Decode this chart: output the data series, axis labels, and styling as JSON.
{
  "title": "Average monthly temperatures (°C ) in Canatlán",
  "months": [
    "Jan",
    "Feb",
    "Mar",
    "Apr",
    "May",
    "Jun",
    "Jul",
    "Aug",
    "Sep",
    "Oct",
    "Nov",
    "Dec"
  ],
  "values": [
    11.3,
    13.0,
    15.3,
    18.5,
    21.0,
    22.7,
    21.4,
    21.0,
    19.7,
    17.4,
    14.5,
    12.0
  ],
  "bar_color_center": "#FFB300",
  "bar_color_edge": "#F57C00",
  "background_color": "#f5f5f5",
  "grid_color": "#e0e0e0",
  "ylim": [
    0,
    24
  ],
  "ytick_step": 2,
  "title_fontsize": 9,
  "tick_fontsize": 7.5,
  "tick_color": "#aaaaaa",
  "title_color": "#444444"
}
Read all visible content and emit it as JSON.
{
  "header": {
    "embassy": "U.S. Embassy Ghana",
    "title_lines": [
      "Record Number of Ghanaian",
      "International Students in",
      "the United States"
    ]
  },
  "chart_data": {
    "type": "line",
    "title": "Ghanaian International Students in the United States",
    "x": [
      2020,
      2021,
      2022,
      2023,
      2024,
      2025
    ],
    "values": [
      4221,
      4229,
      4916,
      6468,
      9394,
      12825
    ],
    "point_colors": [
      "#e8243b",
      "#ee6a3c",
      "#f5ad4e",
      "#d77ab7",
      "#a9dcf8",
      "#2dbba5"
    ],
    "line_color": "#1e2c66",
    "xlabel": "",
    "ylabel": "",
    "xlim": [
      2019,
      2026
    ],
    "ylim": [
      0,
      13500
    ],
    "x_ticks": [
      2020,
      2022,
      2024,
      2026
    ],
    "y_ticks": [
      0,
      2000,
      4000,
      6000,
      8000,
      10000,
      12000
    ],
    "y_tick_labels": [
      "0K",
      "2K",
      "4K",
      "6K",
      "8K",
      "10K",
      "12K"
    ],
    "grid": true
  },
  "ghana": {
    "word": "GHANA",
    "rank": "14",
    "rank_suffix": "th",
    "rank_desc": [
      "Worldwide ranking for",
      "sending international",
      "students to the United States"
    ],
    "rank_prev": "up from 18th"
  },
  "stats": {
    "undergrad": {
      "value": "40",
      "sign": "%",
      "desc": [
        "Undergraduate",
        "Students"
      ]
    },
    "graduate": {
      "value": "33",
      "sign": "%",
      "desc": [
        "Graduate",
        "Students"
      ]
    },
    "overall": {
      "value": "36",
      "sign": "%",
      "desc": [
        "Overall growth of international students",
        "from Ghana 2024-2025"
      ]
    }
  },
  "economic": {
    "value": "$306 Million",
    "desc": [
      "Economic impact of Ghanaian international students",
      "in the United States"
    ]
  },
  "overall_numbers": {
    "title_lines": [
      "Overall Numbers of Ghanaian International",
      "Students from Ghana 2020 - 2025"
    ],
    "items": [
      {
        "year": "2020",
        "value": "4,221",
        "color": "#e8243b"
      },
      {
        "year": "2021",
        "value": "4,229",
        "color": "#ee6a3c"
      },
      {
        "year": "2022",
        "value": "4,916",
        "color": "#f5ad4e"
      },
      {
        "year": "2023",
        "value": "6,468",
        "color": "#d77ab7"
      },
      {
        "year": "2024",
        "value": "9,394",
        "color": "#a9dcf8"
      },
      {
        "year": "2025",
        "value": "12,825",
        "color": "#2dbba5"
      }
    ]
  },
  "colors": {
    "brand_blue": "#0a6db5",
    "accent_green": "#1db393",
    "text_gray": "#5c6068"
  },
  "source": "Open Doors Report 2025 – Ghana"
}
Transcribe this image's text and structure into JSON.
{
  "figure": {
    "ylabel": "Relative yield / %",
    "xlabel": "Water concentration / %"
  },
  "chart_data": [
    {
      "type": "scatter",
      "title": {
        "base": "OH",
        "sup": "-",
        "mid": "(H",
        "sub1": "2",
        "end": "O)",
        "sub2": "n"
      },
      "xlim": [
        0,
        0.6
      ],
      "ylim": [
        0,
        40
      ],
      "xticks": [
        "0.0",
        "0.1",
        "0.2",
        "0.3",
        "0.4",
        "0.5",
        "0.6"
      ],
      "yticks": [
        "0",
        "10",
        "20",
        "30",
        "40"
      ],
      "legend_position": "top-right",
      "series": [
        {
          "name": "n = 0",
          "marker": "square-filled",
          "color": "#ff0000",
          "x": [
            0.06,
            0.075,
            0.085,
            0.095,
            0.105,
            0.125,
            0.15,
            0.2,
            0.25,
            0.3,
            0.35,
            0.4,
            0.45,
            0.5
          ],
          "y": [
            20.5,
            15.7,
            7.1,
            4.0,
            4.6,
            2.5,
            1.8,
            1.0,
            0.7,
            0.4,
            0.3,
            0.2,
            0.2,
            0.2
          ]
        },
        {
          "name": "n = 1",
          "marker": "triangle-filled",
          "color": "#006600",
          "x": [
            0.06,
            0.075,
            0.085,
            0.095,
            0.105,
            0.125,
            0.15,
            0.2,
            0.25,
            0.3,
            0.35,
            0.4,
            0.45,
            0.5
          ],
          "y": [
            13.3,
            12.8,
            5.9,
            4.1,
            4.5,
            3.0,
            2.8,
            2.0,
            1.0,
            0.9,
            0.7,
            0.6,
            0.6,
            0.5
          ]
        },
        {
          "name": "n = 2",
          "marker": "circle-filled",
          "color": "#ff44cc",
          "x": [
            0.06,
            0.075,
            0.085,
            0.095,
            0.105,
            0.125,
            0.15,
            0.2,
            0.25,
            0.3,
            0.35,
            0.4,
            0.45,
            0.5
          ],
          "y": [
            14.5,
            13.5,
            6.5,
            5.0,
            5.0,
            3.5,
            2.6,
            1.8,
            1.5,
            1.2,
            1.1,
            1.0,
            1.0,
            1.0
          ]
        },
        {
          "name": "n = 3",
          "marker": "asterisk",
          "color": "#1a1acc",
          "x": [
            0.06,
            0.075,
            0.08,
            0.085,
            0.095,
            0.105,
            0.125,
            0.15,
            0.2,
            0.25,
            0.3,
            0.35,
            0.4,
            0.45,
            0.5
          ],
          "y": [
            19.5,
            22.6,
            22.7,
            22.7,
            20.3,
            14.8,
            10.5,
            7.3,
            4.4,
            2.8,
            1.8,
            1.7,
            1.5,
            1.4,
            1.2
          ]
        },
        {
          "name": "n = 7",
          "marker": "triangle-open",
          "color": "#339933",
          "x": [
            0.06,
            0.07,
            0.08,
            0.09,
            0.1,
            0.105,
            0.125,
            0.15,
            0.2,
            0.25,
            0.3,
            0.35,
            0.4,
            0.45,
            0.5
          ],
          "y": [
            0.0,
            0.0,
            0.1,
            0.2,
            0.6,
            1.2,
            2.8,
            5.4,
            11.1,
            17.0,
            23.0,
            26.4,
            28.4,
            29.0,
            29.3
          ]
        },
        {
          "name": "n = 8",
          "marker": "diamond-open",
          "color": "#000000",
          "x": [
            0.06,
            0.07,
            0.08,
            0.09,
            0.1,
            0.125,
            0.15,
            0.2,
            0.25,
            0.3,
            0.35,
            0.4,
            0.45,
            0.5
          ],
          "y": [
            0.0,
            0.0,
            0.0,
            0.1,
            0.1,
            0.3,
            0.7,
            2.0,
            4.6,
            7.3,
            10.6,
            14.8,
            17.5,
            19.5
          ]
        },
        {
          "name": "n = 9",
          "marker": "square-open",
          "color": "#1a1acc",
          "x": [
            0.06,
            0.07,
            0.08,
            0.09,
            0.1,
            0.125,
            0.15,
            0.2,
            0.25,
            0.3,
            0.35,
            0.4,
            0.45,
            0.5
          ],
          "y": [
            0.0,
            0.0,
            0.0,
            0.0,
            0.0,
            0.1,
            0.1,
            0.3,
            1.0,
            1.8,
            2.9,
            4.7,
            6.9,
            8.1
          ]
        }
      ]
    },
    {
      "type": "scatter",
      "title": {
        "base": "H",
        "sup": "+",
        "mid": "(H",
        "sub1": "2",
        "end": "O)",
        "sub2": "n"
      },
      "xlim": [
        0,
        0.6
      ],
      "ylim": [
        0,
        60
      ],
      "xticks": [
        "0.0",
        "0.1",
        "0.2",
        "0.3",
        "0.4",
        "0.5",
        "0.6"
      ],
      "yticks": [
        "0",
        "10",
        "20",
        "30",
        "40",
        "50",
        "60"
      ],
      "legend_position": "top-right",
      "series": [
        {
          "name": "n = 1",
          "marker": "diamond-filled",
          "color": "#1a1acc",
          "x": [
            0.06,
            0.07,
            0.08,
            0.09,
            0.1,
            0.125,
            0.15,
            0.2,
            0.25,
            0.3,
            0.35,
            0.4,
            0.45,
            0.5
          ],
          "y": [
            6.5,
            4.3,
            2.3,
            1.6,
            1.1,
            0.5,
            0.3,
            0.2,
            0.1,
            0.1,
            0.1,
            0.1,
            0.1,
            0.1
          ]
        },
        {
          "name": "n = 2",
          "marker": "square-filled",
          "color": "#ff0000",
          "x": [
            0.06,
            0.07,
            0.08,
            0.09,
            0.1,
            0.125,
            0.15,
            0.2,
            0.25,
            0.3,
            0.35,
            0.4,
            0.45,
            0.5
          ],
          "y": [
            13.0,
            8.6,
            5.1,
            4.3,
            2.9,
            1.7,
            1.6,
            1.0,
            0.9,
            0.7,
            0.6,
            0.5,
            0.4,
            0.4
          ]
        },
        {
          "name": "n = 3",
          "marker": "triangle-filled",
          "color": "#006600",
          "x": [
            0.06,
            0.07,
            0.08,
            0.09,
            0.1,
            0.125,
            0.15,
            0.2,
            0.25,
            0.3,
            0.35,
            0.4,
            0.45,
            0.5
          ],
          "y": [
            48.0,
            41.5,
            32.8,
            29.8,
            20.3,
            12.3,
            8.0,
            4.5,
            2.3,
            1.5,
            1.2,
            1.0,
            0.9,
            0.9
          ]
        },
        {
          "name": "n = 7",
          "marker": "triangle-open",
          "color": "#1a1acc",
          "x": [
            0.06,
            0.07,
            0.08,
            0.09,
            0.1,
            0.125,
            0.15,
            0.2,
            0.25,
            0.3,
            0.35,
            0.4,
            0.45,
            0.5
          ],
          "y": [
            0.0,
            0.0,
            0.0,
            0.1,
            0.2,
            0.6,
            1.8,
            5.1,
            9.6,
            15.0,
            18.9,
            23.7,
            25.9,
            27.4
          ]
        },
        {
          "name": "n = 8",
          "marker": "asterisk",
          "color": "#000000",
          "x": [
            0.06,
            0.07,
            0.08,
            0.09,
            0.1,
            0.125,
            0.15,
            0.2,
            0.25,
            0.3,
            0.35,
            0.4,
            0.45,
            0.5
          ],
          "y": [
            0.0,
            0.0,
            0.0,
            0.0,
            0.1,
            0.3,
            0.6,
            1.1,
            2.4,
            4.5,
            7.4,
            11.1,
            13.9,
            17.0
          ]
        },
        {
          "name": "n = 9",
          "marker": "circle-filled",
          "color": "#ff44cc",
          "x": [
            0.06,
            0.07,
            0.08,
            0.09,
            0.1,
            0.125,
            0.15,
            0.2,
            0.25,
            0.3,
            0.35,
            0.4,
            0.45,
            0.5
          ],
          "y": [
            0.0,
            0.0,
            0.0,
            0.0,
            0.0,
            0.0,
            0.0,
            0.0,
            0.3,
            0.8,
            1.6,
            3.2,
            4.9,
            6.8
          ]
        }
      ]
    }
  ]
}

* [WHAT YOU HAVE TO DO] Search the data for "this". Copy every line that has it.

* [ANSWER BELOW]
Decode this chart: output the data series, axis labels, and styling as JSON.
Transcribe this image's text and structure into JSON.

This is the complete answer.